- Exercise requirements
Reproduce each line from the records that holds "다스리신다".

___ Provided records ___

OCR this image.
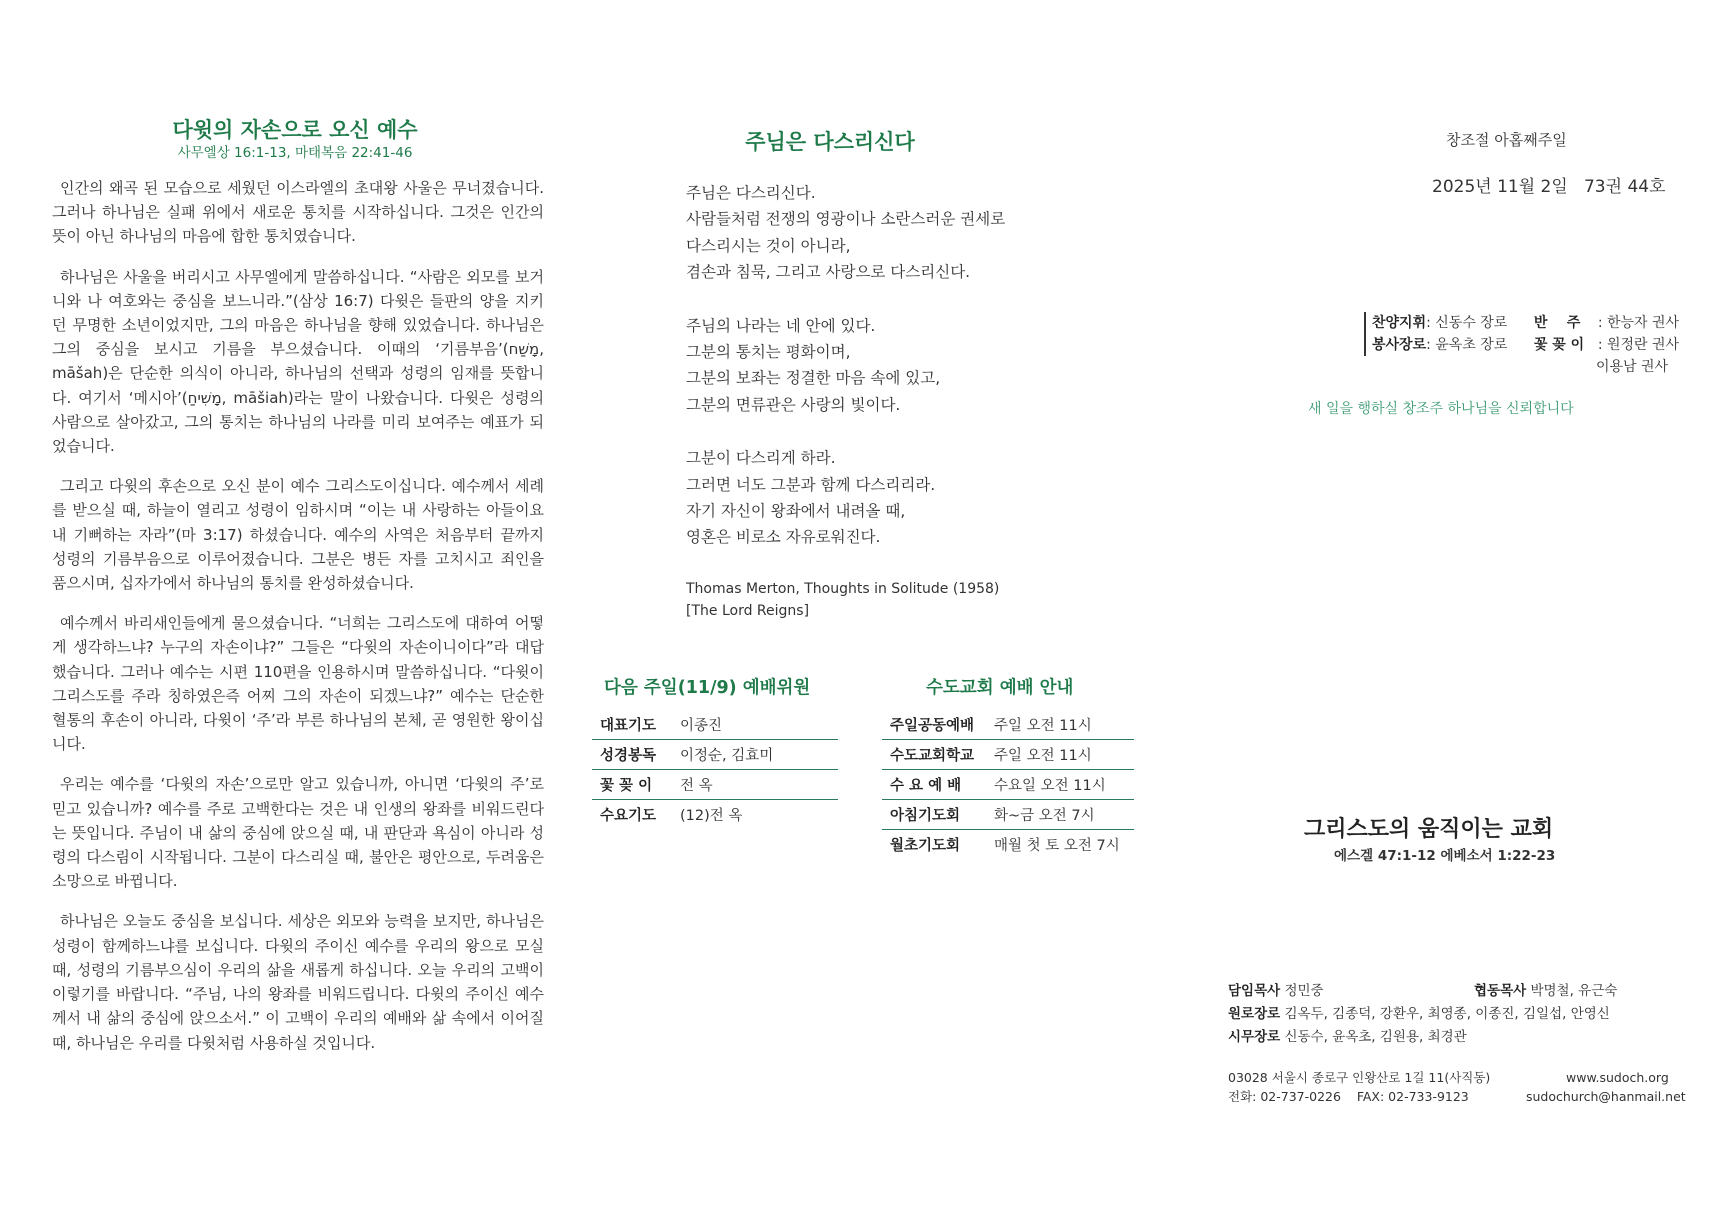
다윗의 자손으로 오신 예수
사무엘상 16:1-13, 마태복음 22:41-46

인간의 왜곡 된 모습으로 세웠던 이스라엘의 초대왕 사울은 무너졌습니다. 그러나 하나님은 실패 위에서 새로운 통치를 시작하십니다. 그것은 인간의 뜻이 아닌 하나님의 마음에 합한 통치였습니다.

하나님은 사울을 버리시고 사무엘에게 말씀하십니다. “사람은 외모를 보거니와 나 여호와는 중심을 보느니라.”(삼상 16:7) 다윗은 들판의 양을 지키던 무명한 소년이었지만, 그의 마음은 하나님을 향해 있었습니다. 하나님은 그의 중심을 보시고 기름을 부으셨습니다. 이때의 ‘기름부음’(מָשַׁח, māšah)은 단순한 의식이 아니라, 하나님의 선택과 성령의 임재를 뜻합니다. 여기서 ‘메시아’(מָשִׁיחַ, māšiah)라는 말이 나왔습니다. 다윗은 성령의 사람으로 살아갔고, 그의 통치는 하나님의 나라를 미리 보여주는 예표가 되었습니다.

그리고 다윗의 후손으로 오신 분이 예수 그리스도이십니다. 예수께서 세례를 받으실 때, 하늘이 열리고 성령이 임하시며 “이는 내 사랑하는 아들이요 내 기뻐하는 자라”(마 3:17) 하셨습니다. 예수의 사역은 처음부터 끝까지 성령의 기름부음으로 이루어졌습니다. 그분은 병든 자를 고치시고 죄인을 품으시며, 십자가에서 하나님의 통치를 완성하셨습니다.

예수께서 바리새인들에게 물으셨습니다. “너희는 그리스도에 대하여 어떻게 생각하느냐? 누구의 자손이냐?” 그들은 “다윗의 자손이니이다”라 대답했습니다. 그러나 예수는 시편 110편을 인용하시며 말씀하십니다. “다윗이 그리스도를 주라 칭하였은즉 어찌 그의 자손이 되겠느냐?” 예수는 단순한 혈통의 후손이 아니라, 다윗이 ‘주’라 부른 하나님의 본체, 곧 영원한 왕이십니다.

우리는 예수를 ‘다윗의 자손’으로만 알고 있습니까, 아니면 ‘다윗의 주’로 믿고 있습니까? 예수를 주로 고백한다는 것은 내 인생의 왕좌를 비워드린다는 뜻입니다. 주님이 내 삶의 중심에 앉으실 때, 내 판단과 욕심이 아니라 성령의 다스림이 시작됩니다. 그분이 다스리실 때, 불안은 평안으로, 두려움은 소망으로 바뀝니다.

하나님은 오늘도 중심을 보십니다. 세상은 외모와 능력을 보지만, 하나님은 성령이 함께하느냐를 보십니다. 다윗의 주이신 예수를 우리의 왕으로 모실 때, 성령의 기름부으심이 우리의 삶을 새롭게 하십니다. 오늘 우리의 고백이 이렇기를 바랍니다. “주님, 나의 왕좌를 비워드립니다. 다윗의 주이신 예수께서 내 삶의 중심에 앉으소서.” 이 고백이 우리의 예배와 삶 속에서 이어질 때, 하나님은 우리를 다윗처럼 사용하실 것입니다.

주님은 다스리신다
주님은 다스리신다.
사람들처럼 전쟁의 영광이나 소란스러운 권세로
다스리시는 것이 아니라,
겸손과 침묵, 그리고 사랑으로 다스리신다.
주님의 나라는 네 안에 있다.
그분의 통치는 평화이며,
그분의 보좌는 정결한 마음 속에 있고,
그분의 면류관은 사랑의 빛이다.
그분이 다스리게 하라.
그러면 너도 그분과 함께 다스리리라.
자기 자신이 왕좌에서 내려올 때,
영혼은 비로소 자유로워진다.
Thomas Merton, Thoughts in Solitude (1958)
[The Lord Reigns]
다음 주일(11/9) 예배위원
대표기도	이종진
성경봉독	이정순, 김효미
꽃 꽂 이	전 옥
수요기도	(12)전 옥
수도교회 예배 안내
주일공동예배	주일 오전 11시
수도교회학교	주일 오전 11시
수 요 예 배	수요일 오전 11시
아침기도회	화~금 오전 7시
월초기도회	매월 첫 토 오전 7시
창조절 아홉째주일
2025년 11월 2일   73권 44호
찬양지휘: 신동수 장로 반    주 : 한능자 권사
봉사장로: 윤옥초 장로 꽃 꽂 이 : 원정란 권사
이용남 권사
새 일을 행하실 창조주 하나님을 신뢰합니다
그리스도의 움직이는 교회
에스겔 47:1-12 에베소서 1:22-23
담임목사 정민중	협동목사 박명철, 유근숙
원로장로 김옥두, 김종덕, 강환우, 최영종, 이종진, 김일섭, 안영신
시무장로 신동수, 윤옥초, 김원용, 최경관
03028 서울시 종로구 인왕산로 1길 11(사직동)	www.sudoch.org
전화: 02-737-0226    FAX: 02-733-9123	sudochurch@hanmail.net
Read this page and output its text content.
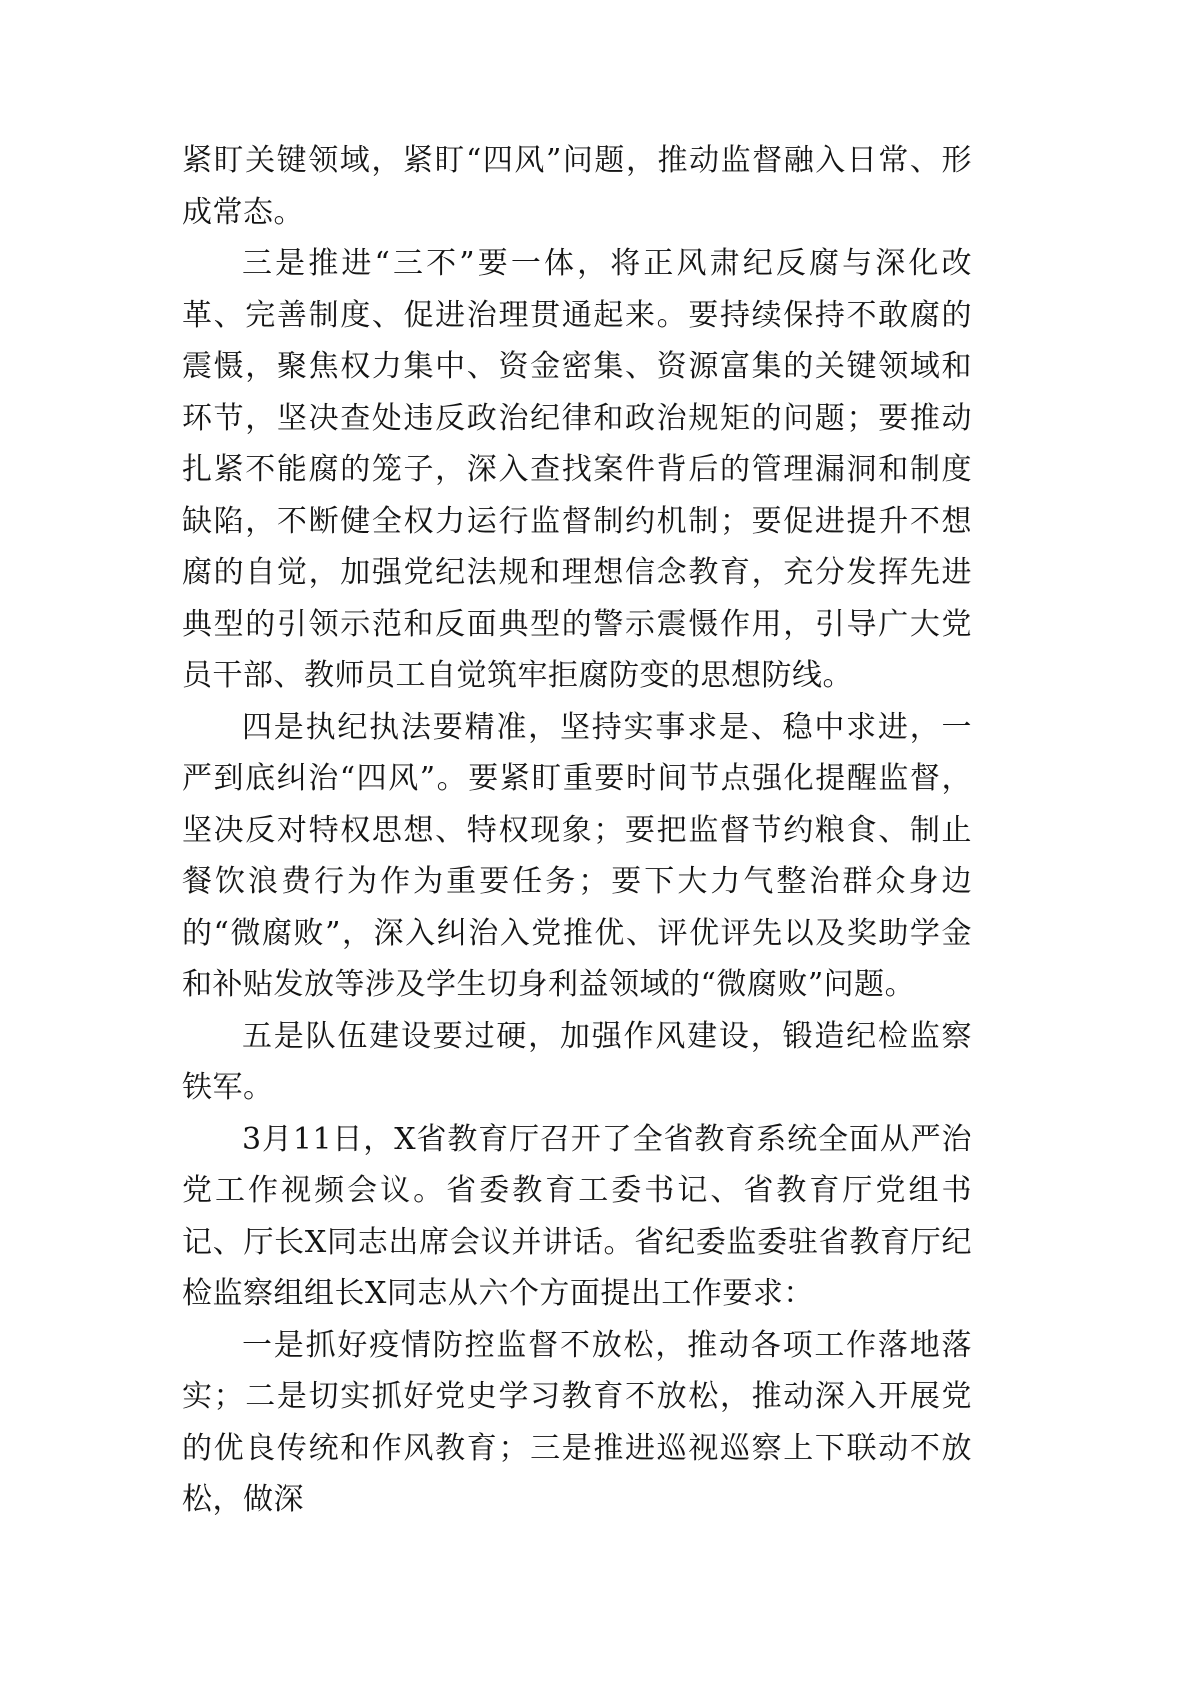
紧盯关键领域，紧盯“四风”问题，推动监督融入日常、形成常态。

三是推进“三不”要一体，将正风肃纪反腐与深化改革、完善制度、促进治理贯通起来。要持续保持不敢腐的震慑，聚焦权力集中、资金密集、资源富集的关键领域和环节，坚决查处违反政治纪律和政治规矩的问题；要推动扎紧不能腐的笼子，深入查找案件背后的管理漏洞和制度缺陷，不断健全权力运行监督制约机制；要促进提升不想腐的自觉，加强党纪法规和理想信念教育，充分发挥先进典型的引领示范和反面典型的警示震慑作用，引导广大党员干部、教师员工自觉筑牢拒腐防变的思想防线。

四是执纪执法要精准，坚持实事求是、稳中求进，一严到底纠治“四风”。要紧盯重要时间节点强化提醒监督，坚决反对特权思想、特权现象；要把监督节约粮食、制止餐饮浪费行为作为重要任务；要下大力气整治群众身边的“微腐败”，深入纠治入党推优、评优评先以及奖助学金和补贴发放等涉及学生切身利益领域的“微腐败”问题。

五是队伍建设要过硬，加强作风建设，锻造纪检监察铁军。

3月11日，X省教育厅召开了全省教育系统全面从严治党工作视频会议。省委教育工委书记、省教育厅党组书记、厅长X同志出席会议并讲话。省纪委监委驻省教育厅纪检监察组组长X同志从六个方面提出工作要求：

一是抓好疫情防控监督不放松，推动各项工作落地落实；二是切实抓好党史学习教育不放松，推动深入开展党的优良传统和作风教育；三是推进巡视巡察上下联动不放松，做深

___

- Result
주님은 다스리신다
주님은 다스리신다.
겸손과 침묵, 그리고 사랑으로 다스리신다.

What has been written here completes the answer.